Given problem = From the entries that follow, extract each line holding the string "purpose".

Raw data =
#####
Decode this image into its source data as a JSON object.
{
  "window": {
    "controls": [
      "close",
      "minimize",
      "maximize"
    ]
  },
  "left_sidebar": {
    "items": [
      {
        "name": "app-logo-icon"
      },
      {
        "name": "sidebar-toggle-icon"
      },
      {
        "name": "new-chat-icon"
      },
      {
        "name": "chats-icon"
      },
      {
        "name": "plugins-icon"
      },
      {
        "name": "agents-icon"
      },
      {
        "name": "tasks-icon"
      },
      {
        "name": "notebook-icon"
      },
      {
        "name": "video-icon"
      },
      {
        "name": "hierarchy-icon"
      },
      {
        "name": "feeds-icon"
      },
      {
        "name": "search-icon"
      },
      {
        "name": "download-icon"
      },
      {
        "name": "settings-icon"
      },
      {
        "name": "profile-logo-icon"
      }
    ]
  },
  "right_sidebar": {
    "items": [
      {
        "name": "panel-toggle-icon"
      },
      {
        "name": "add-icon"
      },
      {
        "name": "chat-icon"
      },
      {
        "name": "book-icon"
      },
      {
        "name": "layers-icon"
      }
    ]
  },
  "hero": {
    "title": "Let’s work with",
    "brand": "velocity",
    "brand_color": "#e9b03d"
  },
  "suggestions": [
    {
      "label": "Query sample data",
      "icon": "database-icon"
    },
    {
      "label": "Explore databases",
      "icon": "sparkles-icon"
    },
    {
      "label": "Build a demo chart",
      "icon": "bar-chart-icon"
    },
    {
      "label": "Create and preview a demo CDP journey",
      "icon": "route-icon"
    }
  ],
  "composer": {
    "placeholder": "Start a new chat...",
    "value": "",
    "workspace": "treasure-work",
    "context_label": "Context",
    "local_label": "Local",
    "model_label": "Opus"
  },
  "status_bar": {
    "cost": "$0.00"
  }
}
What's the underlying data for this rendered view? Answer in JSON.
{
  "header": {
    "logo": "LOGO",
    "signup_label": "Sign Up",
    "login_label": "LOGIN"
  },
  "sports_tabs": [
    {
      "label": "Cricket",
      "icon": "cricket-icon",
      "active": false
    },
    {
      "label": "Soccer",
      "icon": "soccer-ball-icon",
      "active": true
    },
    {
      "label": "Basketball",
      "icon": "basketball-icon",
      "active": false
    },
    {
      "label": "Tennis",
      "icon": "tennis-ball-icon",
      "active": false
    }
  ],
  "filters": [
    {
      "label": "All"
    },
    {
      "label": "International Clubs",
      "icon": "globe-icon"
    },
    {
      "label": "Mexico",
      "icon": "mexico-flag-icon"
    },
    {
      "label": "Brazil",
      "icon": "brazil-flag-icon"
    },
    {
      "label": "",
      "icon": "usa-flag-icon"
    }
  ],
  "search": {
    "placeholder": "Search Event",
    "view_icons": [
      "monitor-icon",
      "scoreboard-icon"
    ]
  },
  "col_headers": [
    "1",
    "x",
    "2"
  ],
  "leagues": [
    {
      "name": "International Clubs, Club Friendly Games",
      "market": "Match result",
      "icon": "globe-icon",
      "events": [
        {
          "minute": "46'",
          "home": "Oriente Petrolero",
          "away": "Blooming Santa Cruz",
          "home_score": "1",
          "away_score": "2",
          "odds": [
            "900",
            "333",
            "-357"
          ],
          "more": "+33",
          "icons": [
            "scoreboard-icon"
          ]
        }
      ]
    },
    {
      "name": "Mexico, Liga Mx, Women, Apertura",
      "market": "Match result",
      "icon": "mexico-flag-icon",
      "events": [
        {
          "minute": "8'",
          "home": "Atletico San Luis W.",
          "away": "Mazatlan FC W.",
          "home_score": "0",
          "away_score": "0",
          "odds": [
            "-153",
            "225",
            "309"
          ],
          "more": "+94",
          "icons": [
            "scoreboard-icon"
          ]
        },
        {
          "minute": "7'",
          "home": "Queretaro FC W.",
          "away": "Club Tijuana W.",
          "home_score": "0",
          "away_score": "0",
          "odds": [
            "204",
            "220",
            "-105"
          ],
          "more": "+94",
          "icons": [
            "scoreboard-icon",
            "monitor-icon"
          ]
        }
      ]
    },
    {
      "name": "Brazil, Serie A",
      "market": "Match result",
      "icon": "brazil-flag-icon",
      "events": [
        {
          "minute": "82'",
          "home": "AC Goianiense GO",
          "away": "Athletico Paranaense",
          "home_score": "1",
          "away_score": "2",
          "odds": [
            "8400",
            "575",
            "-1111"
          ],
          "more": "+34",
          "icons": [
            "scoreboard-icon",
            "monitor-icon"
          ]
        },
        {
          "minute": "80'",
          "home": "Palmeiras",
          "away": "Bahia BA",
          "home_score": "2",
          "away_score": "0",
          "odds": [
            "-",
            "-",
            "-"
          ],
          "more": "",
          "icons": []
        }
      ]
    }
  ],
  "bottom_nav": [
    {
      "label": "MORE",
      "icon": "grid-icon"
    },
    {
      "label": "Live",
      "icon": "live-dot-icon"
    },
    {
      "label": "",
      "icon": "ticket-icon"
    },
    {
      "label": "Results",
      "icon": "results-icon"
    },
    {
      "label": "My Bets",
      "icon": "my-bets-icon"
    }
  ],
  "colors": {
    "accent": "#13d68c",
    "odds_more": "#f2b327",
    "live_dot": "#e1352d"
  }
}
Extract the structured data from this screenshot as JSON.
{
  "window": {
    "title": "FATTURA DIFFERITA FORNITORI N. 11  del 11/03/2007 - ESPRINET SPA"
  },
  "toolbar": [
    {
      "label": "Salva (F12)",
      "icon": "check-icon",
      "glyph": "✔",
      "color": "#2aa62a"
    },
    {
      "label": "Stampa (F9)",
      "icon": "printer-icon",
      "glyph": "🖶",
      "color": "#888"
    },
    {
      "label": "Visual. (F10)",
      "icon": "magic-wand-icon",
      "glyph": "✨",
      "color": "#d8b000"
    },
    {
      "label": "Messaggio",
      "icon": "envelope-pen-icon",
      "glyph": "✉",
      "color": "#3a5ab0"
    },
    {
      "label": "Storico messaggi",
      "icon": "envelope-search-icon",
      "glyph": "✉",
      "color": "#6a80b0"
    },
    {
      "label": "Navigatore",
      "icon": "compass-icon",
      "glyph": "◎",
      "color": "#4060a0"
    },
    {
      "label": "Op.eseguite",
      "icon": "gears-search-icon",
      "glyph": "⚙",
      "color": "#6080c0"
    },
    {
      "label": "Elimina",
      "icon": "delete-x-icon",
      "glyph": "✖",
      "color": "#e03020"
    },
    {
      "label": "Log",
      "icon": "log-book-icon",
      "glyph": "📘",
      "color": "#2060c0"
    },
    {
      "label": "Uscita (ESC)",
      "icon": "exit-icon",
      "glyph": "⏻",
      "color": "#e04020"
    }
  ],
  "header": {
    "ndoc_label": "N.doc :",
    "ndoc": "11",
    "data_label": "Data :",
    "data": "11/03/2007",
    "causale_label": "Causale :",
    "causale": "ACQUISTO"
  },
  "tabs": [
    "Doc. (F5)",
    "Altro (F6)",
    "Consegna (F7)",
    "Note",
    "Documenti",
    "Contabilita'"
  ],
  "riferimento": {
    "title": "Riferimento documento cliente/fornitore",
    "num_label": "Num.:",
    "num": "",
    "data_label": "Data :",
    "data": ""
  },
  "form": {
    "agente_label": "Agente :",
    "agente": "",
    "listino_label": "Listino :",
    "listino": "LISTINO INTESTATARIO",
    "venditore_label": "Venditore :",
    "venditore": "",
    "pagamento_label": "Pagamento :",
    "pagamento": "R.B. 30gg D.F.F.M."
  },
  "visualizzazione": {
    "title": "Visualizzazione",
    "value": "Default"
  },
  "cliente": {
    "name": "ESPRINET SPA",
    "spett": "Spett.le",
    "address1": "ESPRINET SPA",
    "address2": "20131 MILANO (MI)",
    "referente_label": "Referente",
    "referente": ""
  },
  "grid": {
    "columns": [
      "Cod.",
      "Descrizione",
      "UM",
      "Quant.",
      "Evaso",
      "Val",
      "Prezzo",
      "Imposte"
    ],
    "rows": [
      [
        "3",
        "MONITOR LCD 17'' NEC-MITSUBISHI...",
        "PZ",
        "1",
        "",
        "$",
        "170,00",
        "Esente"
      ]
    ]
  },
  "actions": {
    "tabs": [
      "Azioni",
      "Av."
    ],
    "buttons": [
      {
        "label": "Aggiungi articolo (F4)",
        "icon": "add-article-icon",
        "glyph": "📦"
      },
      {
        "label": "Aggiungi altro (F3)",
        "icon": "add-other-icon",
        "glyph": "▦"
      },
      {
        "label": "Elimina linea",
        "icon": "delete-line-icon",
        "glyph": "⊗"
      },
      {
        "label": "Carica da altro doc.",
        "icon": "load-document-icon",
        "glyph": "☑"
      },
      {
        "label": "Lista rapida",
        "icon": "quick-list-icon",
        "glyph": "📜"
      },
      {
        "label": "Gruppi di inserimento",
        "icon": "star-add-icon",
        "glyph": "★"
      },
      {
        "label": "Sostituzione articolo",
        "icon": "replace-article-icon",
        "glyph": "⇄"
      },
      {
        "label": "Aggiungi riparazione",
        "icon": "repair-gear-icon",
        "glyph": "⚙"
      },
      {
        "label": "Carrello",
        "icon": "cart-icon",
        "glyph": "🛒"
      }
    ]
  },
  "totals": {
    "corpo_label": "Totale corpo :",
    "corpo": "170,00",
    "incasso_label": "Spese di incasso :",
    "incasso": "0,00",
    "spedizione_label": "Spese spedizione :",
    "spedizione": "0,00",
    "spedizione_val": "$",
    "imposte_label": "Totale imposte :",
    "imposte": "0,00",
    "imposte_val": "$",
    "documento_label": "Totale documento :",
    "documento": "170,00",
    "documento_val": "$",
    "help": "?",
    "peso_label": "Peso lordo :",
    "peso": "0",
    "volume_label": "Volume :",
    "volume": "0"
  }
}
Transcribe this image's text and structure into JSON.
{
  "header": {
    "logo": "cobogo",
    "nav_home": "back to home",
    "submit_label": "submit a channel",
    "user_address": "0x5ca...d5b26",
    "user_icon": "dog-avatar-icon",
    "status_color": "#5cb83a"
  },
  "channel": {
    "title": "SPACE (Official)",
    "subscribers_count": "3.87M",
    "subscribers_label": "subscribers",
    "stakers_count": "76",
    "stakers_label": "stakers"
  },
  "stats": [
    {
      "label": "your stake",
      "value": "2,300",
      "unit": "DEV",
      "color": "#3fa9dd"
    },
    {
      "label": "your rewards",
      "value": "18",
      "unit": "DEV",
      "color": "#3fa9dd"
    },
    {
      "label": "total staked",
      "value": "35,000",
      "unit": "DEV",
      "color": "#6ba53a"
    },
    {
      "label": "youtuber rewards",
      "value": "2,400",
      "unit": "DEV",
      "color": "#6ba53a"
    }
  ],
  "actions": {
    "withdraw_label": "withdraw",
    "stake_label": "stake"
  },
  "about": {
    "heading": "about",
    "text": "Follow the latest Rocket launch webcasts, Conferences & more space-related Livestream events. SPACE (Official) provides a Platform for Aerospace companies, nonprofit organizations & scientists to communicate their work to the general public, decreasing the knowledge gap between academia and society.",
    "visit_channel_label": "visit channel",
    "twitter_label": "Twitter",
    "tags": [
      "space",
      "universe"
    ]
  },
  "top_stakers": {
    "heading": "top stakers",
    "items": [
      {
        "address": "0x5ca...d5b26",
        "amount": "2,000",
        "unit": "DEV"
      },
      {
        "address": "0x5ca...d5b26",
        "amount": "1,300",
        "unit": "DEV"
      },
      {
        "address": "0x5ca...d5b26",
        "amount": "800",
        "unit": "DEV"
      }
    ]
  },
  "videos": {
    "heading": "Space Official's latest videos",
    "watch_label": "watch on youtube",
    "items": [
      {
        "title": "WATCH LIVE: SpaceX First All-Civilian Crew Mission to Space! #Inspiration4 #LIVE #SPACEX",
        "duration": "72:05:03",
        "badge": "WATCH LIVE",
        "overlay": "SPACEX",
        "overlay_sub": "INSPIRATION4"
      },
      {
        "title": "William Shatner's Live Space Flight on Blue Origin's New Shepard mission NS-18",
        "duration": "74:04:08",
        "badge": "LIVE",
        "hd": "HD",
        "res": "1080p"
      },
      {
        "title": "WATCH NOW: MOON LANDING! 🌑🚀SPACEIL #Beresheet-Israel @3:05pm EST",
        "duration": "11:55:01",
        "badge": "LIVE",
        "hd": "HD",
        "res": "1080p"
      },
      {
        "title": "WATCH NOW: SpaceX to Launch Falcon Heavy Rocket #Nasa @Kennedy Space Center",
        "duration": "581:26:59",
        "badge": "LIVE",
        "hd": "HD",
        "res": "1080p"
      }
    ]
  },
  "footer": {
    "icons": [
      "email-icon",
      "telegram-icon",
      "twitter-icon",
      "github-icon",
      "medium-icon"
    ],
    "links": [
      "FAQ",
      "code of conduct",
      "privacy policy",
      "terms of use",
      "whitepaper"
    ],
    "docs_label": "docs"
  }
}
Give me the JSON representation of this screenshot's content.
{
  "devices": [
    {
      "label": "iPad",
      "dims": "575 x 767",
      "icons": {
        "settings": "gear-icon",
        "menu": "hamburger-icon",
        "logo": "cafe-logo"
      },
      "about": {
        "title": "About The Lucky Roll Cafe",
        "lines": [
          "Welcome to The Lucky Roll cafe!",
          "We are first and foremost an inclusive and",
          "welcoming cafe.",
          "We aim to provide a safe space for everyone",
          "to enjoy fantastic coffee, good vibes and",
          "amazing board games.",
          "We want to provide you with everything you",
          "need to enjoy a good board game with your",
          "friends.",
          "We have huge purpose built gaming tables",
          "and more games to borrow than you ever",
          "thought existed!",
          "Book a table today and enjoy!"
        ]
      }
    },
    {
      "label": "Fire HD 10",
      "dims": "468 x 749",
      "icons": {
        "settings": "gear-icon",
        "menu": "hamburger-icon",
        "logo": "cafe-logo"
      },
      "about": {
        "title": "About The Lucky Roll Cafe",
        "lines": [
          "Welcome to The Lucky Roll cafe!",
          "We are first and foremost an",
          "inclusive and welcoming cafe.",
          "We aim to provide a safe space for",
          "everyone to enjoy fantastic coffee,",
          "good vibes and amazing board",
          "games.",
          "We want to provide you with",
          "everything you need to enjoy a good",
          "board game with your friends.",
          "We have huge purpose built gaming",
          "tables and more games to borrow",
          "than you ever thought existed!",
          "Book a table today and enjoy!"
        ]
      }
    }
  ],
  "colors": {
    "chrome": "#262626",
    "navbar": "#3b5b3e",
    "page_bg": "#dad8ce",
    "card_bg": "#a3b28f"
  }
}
#####
Response =
          "We have huge purpose built gaming tables",
          "We have huge purpose built gaming",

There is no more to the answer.